The task:
Using the listing below, return every line that includes "descubrimientos".

Records supplied:

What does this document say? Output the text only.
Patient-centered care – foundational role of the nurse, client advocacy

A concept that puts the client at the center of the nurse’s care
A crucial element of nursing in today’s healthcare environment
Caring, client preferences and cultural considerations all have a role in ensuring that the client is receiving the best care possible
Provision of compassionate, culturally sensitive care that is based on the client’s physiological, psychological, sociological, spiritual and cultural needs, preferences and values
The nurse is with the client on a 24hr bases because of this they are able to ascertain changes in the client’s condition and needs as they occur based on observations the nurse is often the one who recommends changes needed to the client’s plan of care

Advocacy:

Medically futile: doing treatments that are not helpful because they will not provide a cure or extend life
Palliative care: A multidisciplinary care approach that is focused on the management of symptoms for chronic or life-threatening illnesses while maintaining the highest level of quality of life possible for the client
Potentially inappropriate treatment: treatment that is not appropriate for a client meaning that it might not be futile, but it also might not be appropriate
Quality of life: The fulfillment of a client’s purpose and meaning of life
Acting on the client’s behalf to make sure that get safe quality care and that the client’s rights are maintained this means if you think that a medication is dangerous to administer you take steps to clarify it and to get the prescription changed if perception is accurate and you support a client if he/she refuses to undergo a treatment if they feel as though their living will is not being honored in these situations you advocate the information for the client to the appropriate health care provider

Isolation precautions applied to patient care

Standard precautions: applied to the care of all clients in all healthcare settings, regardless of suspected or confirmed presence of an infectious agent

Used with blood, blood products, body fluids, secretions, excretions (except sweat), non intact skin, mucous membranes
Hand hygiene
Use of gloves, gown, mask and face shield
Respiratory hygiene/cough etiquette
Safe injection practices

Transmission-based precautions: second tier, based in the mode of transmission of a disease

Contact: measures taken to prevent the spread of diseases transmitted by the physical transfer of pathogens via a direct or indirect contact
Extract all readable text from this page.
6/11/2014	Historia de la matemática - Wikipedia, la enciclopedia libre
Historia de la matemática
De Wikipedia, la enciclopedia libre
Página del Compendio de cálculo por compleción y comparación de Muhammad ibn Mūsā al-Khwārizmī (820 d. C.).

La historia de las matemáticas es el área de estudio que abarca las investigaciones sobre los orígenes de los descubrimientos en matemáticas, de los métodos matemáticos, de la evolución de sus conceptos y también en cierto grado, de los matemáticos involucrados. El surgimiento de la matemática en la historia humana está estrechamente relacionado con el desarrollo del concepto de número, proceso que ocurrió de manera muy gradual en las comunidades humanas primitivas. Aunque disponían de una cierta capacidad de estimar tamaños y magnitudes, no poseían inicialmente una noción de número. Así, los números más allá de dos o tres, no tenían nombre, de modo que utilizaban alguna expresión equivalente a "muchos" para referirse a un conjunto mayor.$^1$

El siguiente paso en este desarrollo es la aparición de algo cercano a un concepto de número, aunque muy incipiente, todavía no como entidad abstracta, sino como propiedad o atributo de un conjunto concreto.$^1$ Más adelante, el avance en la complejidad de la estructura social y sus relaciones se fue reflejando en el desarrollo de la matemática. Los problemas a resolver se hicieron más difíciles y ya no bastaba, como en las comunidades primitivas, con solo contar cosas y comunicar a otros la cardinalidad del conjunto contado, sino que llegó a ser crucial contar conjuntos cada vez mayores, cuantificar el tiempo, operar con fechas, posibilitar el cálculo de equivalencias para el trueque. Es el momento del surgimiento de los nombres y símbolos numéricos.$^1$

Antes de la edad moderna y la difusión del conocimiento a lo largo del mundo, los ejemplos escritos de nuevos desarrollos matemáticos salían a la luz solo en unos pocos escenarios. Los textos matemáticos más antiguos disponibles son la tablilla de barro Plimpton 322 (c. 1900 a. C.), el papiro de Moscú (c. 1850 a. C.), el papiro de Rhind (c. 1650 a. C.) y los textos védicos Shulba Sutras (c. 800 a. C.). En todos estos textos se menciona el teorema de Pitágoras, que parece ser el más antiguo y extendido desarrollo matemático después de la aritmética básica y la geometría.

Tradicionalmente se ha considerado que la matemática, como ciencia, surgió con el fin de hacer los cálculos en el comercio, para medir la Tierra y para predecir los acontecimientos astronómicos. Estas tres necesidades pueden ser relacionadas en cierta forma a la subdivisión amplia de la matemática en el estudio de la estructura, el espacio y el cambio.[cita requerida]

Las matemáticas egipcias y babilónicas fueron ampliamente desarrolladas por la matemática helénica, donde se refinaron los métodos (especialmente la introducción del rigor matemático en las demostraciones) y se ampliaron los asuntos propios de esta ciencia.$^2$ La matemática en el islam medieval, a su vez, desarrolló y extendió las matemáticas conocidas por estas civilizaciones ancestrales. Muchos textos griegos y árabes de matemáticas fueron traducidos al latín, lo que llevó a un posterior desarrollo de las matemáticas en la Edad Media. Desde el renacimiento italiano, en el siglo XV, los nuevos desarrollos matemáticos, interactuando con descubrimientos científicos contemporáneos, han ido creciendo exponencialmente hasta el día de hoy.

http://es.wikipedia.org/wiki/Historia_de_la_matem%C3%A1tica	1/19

Solved exercise:
La historia de las matemáticas es el área de estudio que abarca las investigaciones sobre los orígenes de los descubrimientos en matemáticas, de los métodos matemáticos, de la evolución de sus conceptos y también en cierto grado, de los matemáticos involucrados. El surgimiento de la matemática en la historia humana está estrechamente relacionado con el desarrollo del concepto de número, proceso que ocurrió de manera muy gradual en las comunidades humanas primitivas. Aunque disponían de una cierta capacidad de estimar tamaños y magnitudes, no poseían inicialmente una noción de número. Así, los números más allá de dos o tres, no tenían nombre, de modo que utilizaban alguna expresión equivalente a "muchos" para referirse a un conjunto mayor.$^1$
Las matemáticas egipcias y babilónicas fueron ampliamente desarrolladas por la matemática helénica, donde se refinaron los métodos (especialmente la introducción del rigor matemático en las demostraciones) y se ampliaron los asuntos propios de esta ciencia.$^2$ La matemática en el islam medieval, a su vez, desarrolló y extendió las matemáticas conocidas por estas civilizaciones ancestrales. Muchos textos griegos y árabes de matemáticas fueron traducidos al latín, lo que llevó a un posterior desarrollo de las matemáticas en la Edad Media. Desde el renacimiento italiano, en el siglo XV, los nuevos desarrollos matemáticos, interactuando con descubrimientos científicos contemporáneos, han ido creciendo exponencialmente hasta el día de hoy.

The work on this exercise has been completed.